EXERCISE: Only the pictures are to be left out; set down the rest of the records exactly.

DATA PROVIDED:
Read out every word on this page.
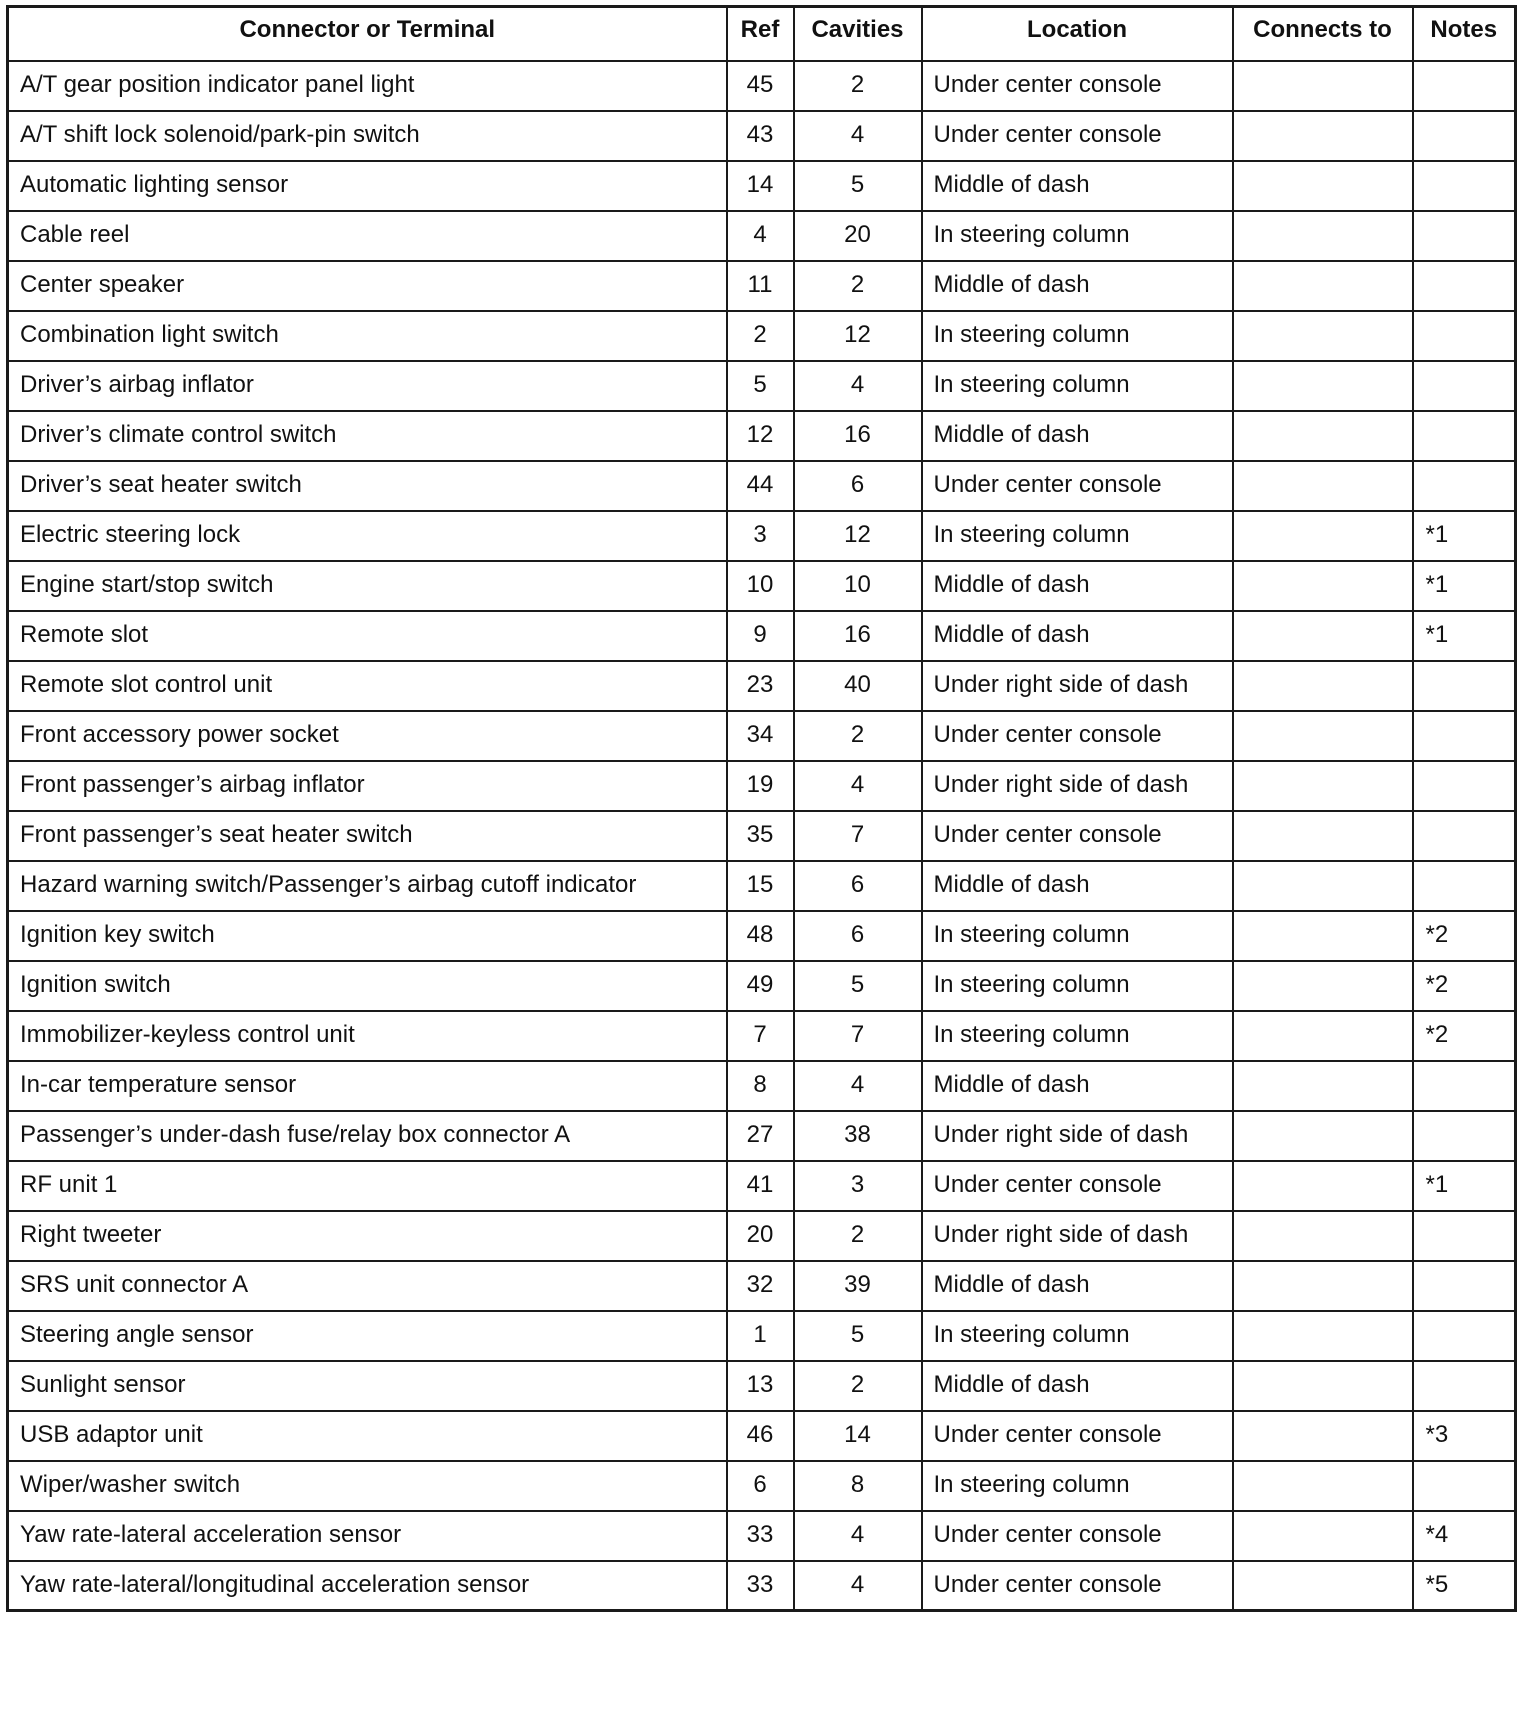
Connector or Terminal	Ref	Cavities	Location	Connects to	Notes
A/T gear position indicator panel light	45	2	Under center console		
A/T shift lock solenoid/park-pin switch	43	4	Under center console		
Automatic lighting sensor	14	5	Middle of dash		
Cable reel	4	20	In steering column		
Center speaker	11	2	Middle of dash		
Combination light switch	2	12	In steering column		
Driver’s airbag inflator	5	4	In steering column		
Driver’s climate control switch	12	16	Middle of dash		
Driver’s seat heater switch	44	6	Under center console		
Electric steering lock	3	12	In steering column		*1
Engine start/stop switch	10	10	Middle of dash		*1
Remote slot	9	16	Middle of dash		*1
Remote slot control unit	23	40	Under right side of dash		
Front accessory power socket	34	2	Under center console		
Front passenger’s airbag inflator	19	4	Under right side of dash		
Front passenger’s seat heater switch	35	7	Under center console		
Hazard warning switch/Passenger’s airbag cutoff indicator	15	6	Middle of dash		
Ignition key switch	48	6	In steering column		*2
Ignition switch	49	5	In steering column		*2
Immobilizer-keyless control unit	7	7	In steering column		*2
In-car temperature sensor	8	4	Middle of dash		
Passenger’s under-dash fuse/relay box connector A	27	38	Under right side of dash		
RF unit 1	41	3	Under center console		*1
Right tweeter	20	2	Under right side of dash		
SRS unit connector A	32	39	Middle of dash		
Steering angle sensor	1	5	In steering column		
Sunlight sensor	13	2	Middle of dash		
USB adaptor unit	46	14	Under center console		*3
Wiper/washer switch	6	8	In steering column		
Yaw rate-lateral acceleration sensor	33	4	Under center console		*4
Yaw rate-lateral/longitudinal acceleration sensor	33	4	Under center console		*5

REPLY:
Read out every word on this page.
Connector or Terminal	Ref	Cavities	Location	Connects to	Notes
A/T gear position indicator panel light	45	2	Under center console		
A/T shift lock solenoid/park-pin switch	43	4	Under center console		
Automatic lighting sensor	14	5	Middle of dash		
Cable reel	4	20	In steering column		
Center speaker	11	2	Middle of dash		
Combination light switch	2	12	In steering column		
Driver’s airbag inflator	5	4	In steering column		
Driver’s climate control switch	12	16	Middle of dash		
Driver’s seat heater switch	44	6	Under center console		
Electric steering lock	3	12	In steering column		*1
Engine start/stop switch	10	10	Middle of dash		*1
Remote slot	9	16	Middle of dash		*1
Remote slot control unit	23	40	Under right side of dash		
Front accessory power socket	34	2	Under center console		
Front passenger’s airbag inflator	19	4	Under right side of dash		
Front passenger’s seat heater switch	35	7	Under center console		
Hazard warning switch/Passenger’s airbag cutoff indicator	15	6	Middle of dash		
Ignition key switch	48	6	In steering column		*2
Ignition switch	49	5	In steering column		*2
Immobilizer-keyless control unit	7	7	In steering column		*2
In-car temperature sensor	8	4	Middle of dash		
Passenger’s under-dash fuse/relay box connector A	27	38	Under right side of dash		
RF unit 1	41	3	Under center console		*1
Right tweeter	20	2	Under right side of dash		
SRS unit connector A	32	39	Middle of dash		
Steering angle sensor	1	5	In steering column		
Sunlight sensor	13	2	Middle of dash		
USB adaptor unit	46	14	Under center console		*3
Wiper/washer switch	6	8	In steering column		
Yaw rate-lateral acceleration sensor	33	4	Under center console		*4
Yaw rate-lateral/longitudinal acceleration sensor	33	4	Under center console		*5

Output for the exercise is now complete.